What you have to do: Locate each line containing the string "adjustment" and copy it out.

○ ○ ○ ○ ○ ○ ○

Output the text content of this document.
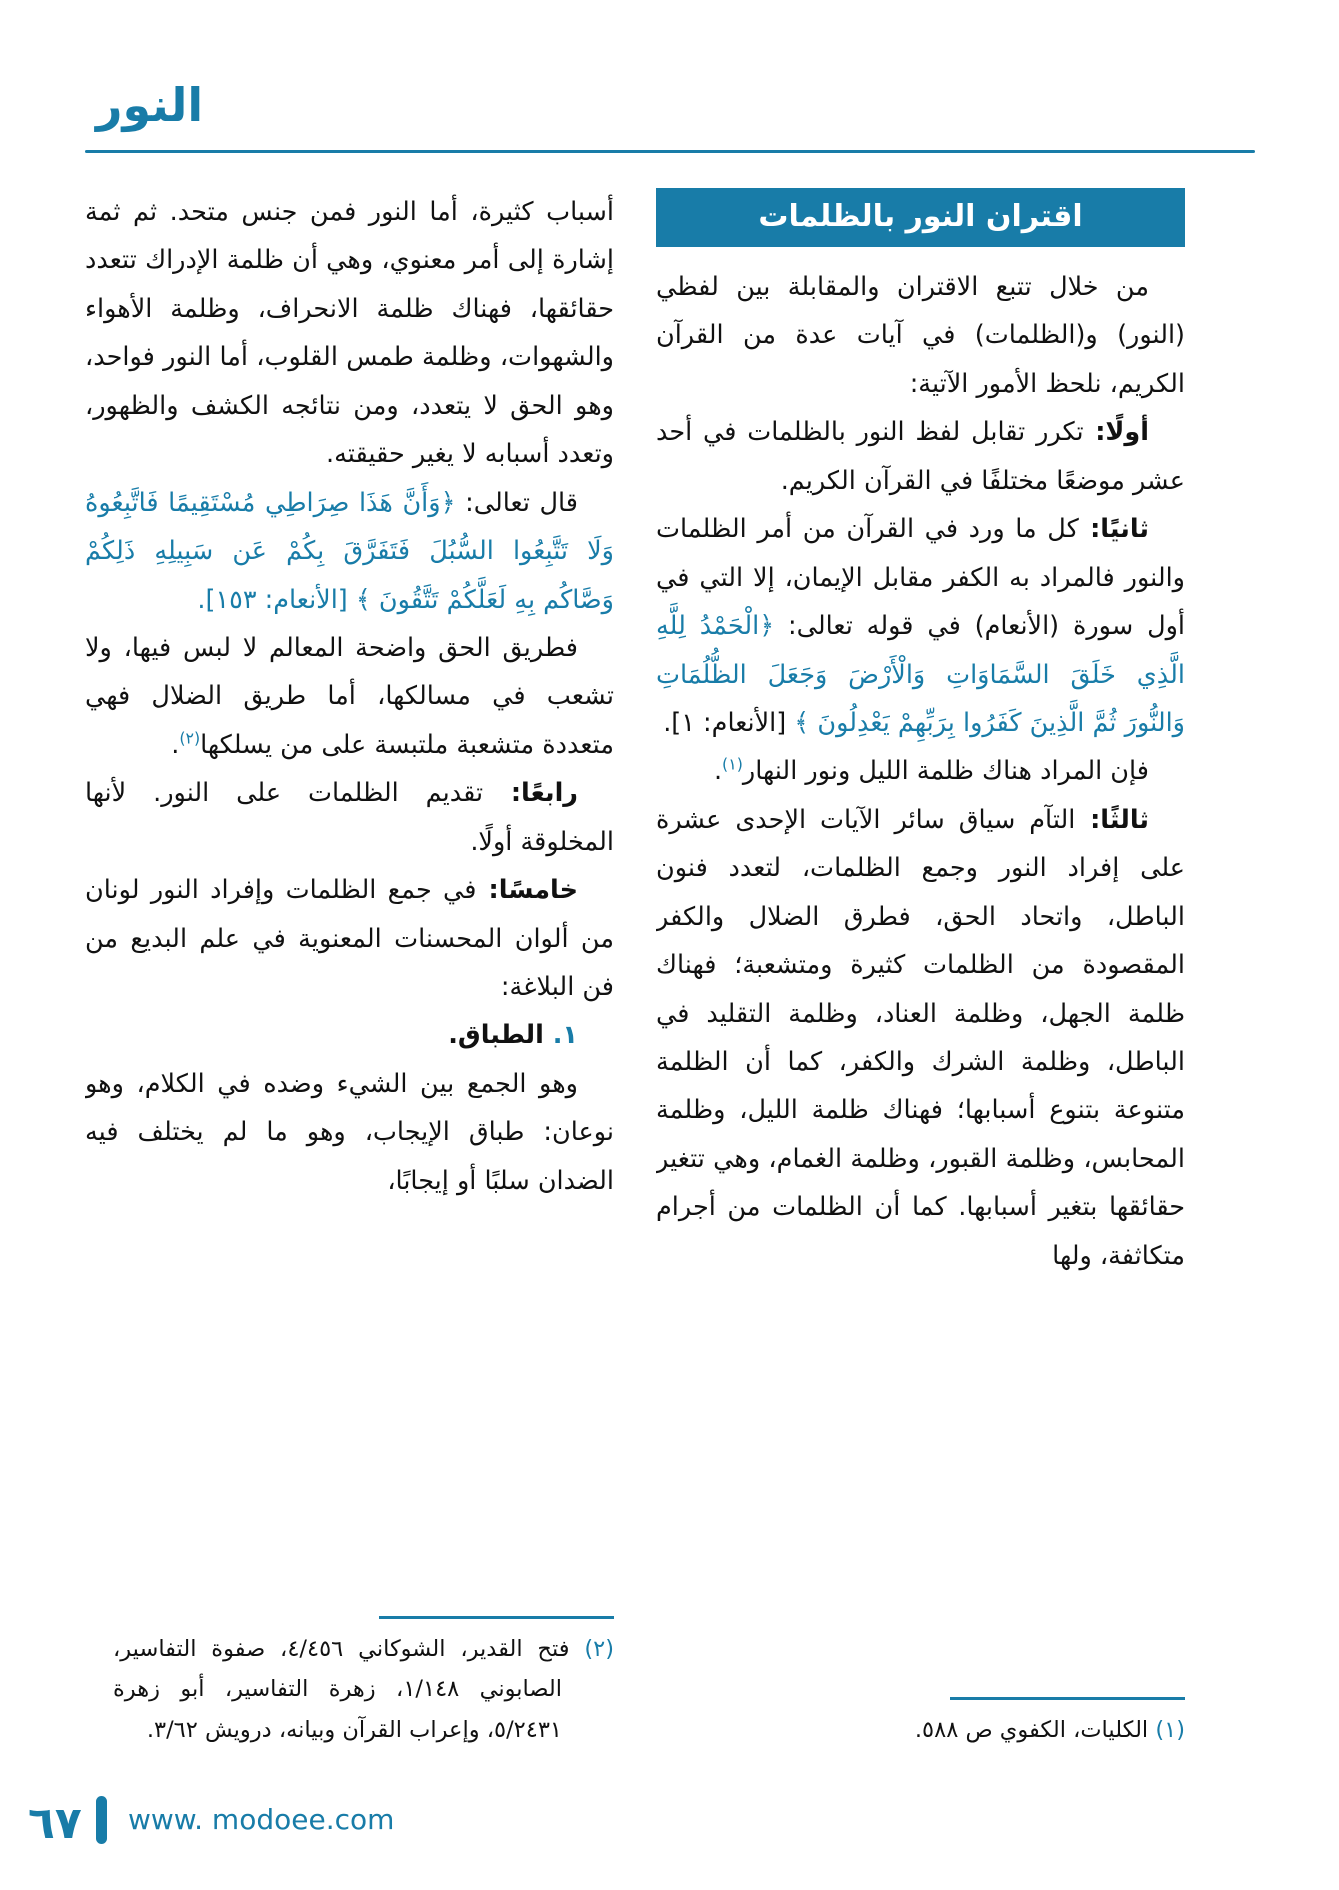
النور
اقتران النور بالظلمات

من خلال تتبع الاقتران والمقابلة بين لفظي (النور) و(الظلمات) في آيات عدة من القرآن الكريم، نلحظ الأمور الآتية:

أولًا: تكرر تقابل لفظ النور بالظلمات في أحد عشر موضعًا مختلفًا في القرآن الكريم.

ثانيًا: كل ما ورد في القرآن من أمر الظلمات والنور فالمراد به الكفر مقابل الإيمان، إلا التي في أول سورة (الأنعام) في قوله تعالى: ﴿الْحَمْدُ لِلَّهِ الَّذِي خَلَقَ السَّمَاوَاتِ وَالْأَرْضَ وَجَعَلَ الظُّلُمَاتِ وَالنُّورَ ثُمَّ الَّذِينَ كَفَرُوا بِرَبِّهِمْ يَعْدِلُونَ ﴾ [الأنعام: ١].

فإن المراد هناك ظلمة الليل ونور النهار$^{(١)}$.

ثالثًا: التآم سياق سائر الآيات الإحدى عشرة على إفراد النور وجمع الظلمات، لتعدد فنون الباطل، واتحاد الحق، فطرق الضلال والكفر المقصودة من الظلمات كثيرة ومتشعبة؛ فهناك ظلمة الجهل، وظلمة العناد، وظلمة التقليد في الباطل، وظلمة الشرك والكفر، كما أن الظلمة متنوعة بتنوع أسبابها؛ فهناك ظلمة الليل، وظلمة المحابس، وظلمة القبور، وظلمة الغمام، وهي تتغير حقائقها بتغير أسبابها. كما أن الظلمات من أجرام متكاثفة، ولها

(١) الكليات، الكفوي ص ٥٨٨.

أسباب كثيرة، أما النور فمن جنس متحد. ثم ثمة إشارة إلى أمر معنوي، وهي أن ظلمة الإدراك تتعدد حقائقها، فهناك ظلمة الانحراف، وظلمة الأهواء والشهوات، وظلمة طمس القلوب، أما النور فواحد، وهو الحق لا يتعدد، ومن نتائجه الكشف والظهور، وتعدد أسبابه لا يغير حقيقته.

قال تعالى: ﴿وَأَنَّ هَذَا صِرَاطِي مُسْتَقِيمًا فَاتَّبِعُوهُ وَلَا تَتَّبِعُوا السُّبُلَ فَتَفَرَّقَ بِكُمْ عَن سَبِيلِهِ ذَلِكُمْ وَصَّاكُم بِهِ لَعَلَّكُمْ تَتَّقُونَ ﴾ [الأنعام: ١٥٣].

فطريق الحق واضحة المعالم لا لبس فيها، ولا تشعب في مسالكها، أما طريق الضلال فهي متعددة متشعبة ملتبسة على من يسلكها$^{(٢)}$.

رابعًا: تقديم الظلمات على النور. لأنها المخلوقة أولًا.

خامسًا: في جمع الظلمات وإفراد النور لونان من ألوان المحسنات المعنوية في علم البديع من فن البلاغة:

١. الطباق.

وهو الجمع بين الشيء وضده في الكلام، وهو نوعان: طباق الإيجاب، وهو ما لم يختلف فيه الضدان سلبًا أو إيجابًا،

(٢) فتح القدير، الشوكاني ٤/٤٥٦، صفوة التفاسير، الصابوني ١/١٤٨، زهرة التفاسير، أبو زهرة ٥/٢٤٣١، وإعراب القرآن وبيانه، درويش ٣/٦٢.
٦٧ www. modoee.com
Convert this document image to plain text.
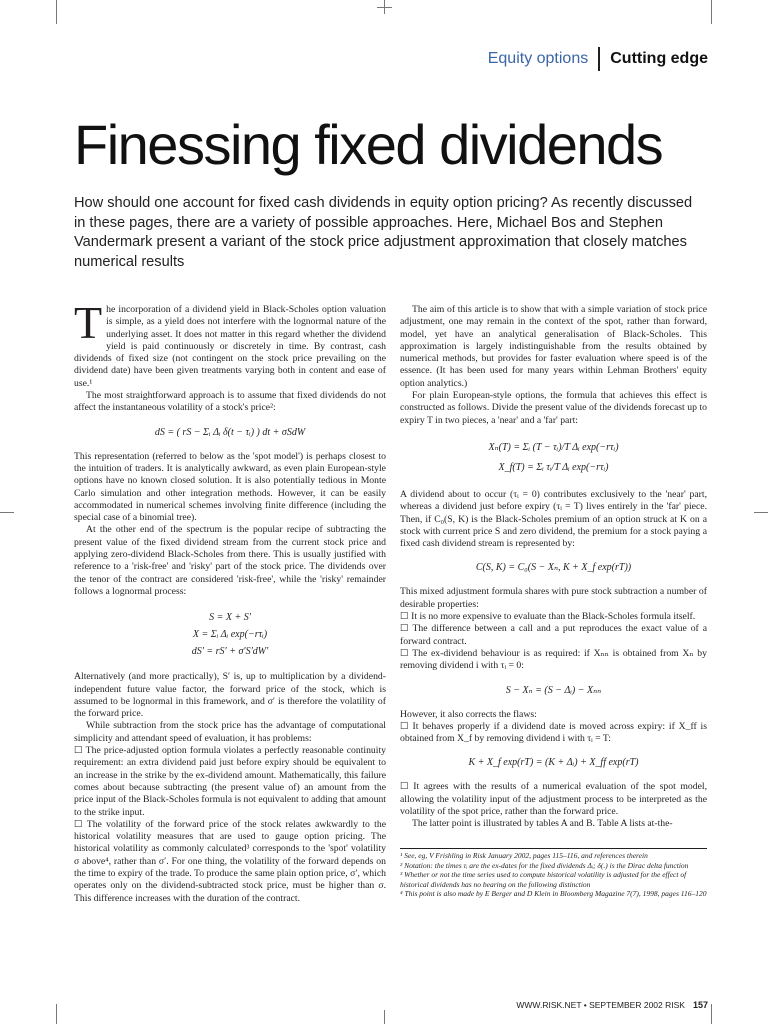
Equity options	Cutting edge
Finessing fixed dividends

How should one account for fixed cash dividends in equity option pricing? As recently discussed in these pages, there are a variety of possible approaches. Here, Michael Bos and Stephen Vandermark present a variant of the stock price adjustment approximation that closely matches numerical results

The incorporation of a dividend yield in Black-Scholes option valuation is simple, as a yield does not interfere with the lognormal nature of the underlying asset. It does not matter in this regard whether the dividend yield is paid continuously or discretely in time. By contrast, cash dividends of fixed size (not contingent on the stock price prevailing on the dividend date) have been given treatments varying both in content and ease of use.¹

The most straightforward approach is to assume that fixed dividends do not affect the instantaneous volatility of a stock's price²:

dS = ( rS − Σᵢ Δᵢ δ(t − τᵢ) ) dt + σSdW

This representation (referred to below as the 'spot model') is perhaps closest to the intuition of traders. It is analytically awkward, as even plain European-style options have no known closed solution. It is also potentially tedious in Monte Carlo simulation and other integration methods. However, it can be easily accommodated in numerical schemes involving finite difference (including the special case of a binomial tree).

At the other end of the spectrum is the popular recipe of subtracting the present value of the fixed dividend stream from the current stock price and applying zero-dividend Black-Scholes from there. This is usually justified with reference to a 'risk-free' and 'risky' part of the stock price. The dividends over the tenor of the contract are considered 'risk-free', while the 'risky' remainder follows a lognormal process:

S = X + S′
X = Σᵢ Δᵢ exp(−rτᵢ)
dS′ = rS′ + σ′S′dW′

Alternatively (and more practically), S′ is, up to multiplication by a dividend-independent future value factor, the forward price of the stock, which is assumed to be lognormal in this framework, and σ′ is therefore the volatility of the forward price.

While subtraction from the stock price has the advantage of computational simplicity and attendant speed of evaluation, it has problems:

☐ The price-adjusted option formula violates a perfectly reasonable continuity requirement: an extra dividend paid just before expiry should be equivalent to an increase in the strike by the ex-dividend amount. Mathematically, this failure comes about because subtracting (the present value of) an amount from the price input of the Black-Scholes formula is not equivalent to adding that amount to the strike input.

☐ The volatility of the forward price of the stock relates awkwardly to the historical volatility measures that are used to gauge option pricing. The historical volatility as commonly calculated³ corresponds to the 'spot' volatility σ above⁴, rather than σ′. For one thing, the volatility of the forward depends on the time to expiry of the trade. To produce the same plain option price, σ′, which operates only on the dividend-subtracted stock price, must be higher than σ. This difference increases with the duration of the contract.

The aim of this article is to show that with a simple variation of stock price adjustment, one may remain in the context of the spot, rather than forward, model, yet have an analytical generalisation of Black-Scholes. This approximation is largely indistinguishable from the results obtained by numerical methods, but provides for faster evaluation where speed is of the essence. (It has been used for many years within Lehman Brothers' equity option analytics.)

For plain European-style options, the formula that achieves this effect is constructed as follows. Divide the present value of the dividends forecast up to expiry T in two pieces, a 'near' and a 'far' part:

Xₙ(T) = Σᵢ (T − τᵢ)/T Δᵢ exp(−rτᵢ)
X_f(T) = Σᵢ τᵢ/T Δᵢ exp(−rτᵢ)

A dividend about to occur (τᵢ = 0) contributes exclusively to the 'near' part, whereas a dividend just before expiry (τᵢ = T) lives entirely in the 'far' piece. Then, if C₀(S, K) is the Black-Scholes premium of an option struck at K on a stock with current price S and zero dividend, the premium for a stock paying a fixed cash dividend stream is represented by:

C(S, K) = C₀(S − Xₙ, K + X_f exp(rT))

This mixed adjustment formula shares with pure stock subtraction a number of desirable properties:

☐ It is no more expensive to evaluate than the Black-Scholes formula itself.

☐ The difference between a call and a put reproduces the exact value of a forward contract.

☐ The ex-dividend behaviour is as required: if Xₙₙ is obtained from Xₙ by removing dividend i with τᵢ = 0:

S − Xₙ = (S − Δᵢ) − Xₙₙ

However, it also corrects the flaws:

☐ It behaves properly if a dividend date is moved across expiry: if X_ff is obtained from X_f by removing dividend i with τᵢ = T:

K + X_f exp(rT) = (K + Δᵢ) + X_ff exp(rT)

☐ It agrees with the results of a numerical evaluation of the spot model, allowing the volatility input of the adjustment process to be interpreted as the volatility of the spot price, rather than the forward price.

The latter point is illustrated by tables A and B. Table A lists at-the-

¹ See, eg, V Frishling in Risk January 2002, pages 115–116, and references therein

² Notation: the times τᵢ are the ex-dates for the fixed dividends Δᵢ; δ(.) is the Dirac delta function

³ Whether or not the time series used to compute historical volatility is adjusted for the effect of historical dividends has no bearing on the following distinction

⁴ This point is also made by E Berger and D Klein in Bloomberg Magazine 7(7), 1998, pages 116–120

WWW.RISK.NET • SEPTEMBER 2002 RISK 157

○ ○ ○ ○ ○ ○ ○

Result:
How should one account for fixed cash dividends in equity option pricing? As recently discussed in these pages, there are a variety of possible approaches. Here, Michael Bos and Stephen Vandermark present a variant of the stock price adjustment approximation that closely matches numerical results
The aim of this article is to show that with a simple variation of stock price adjustment, one may remain in the context of the spot, rather than forward, model, yet have an analytical generalisation of Black-Scholes. This approximation is largely indistinguishable from the results obtained by numerical methods, but provides for faster evaluation where speed is of the essence. (It has been used for many years within Lehman Brothers' equity option analytics.)
This mixed adjustment formula shares with pure stock subtraction a number of desirable properties:
☐ It agrees with the results of a numerical evaluation of the spot model, allowing the volatility input of the adjustment process to be interpreted as the volatility of the spot price, rather than the forward price.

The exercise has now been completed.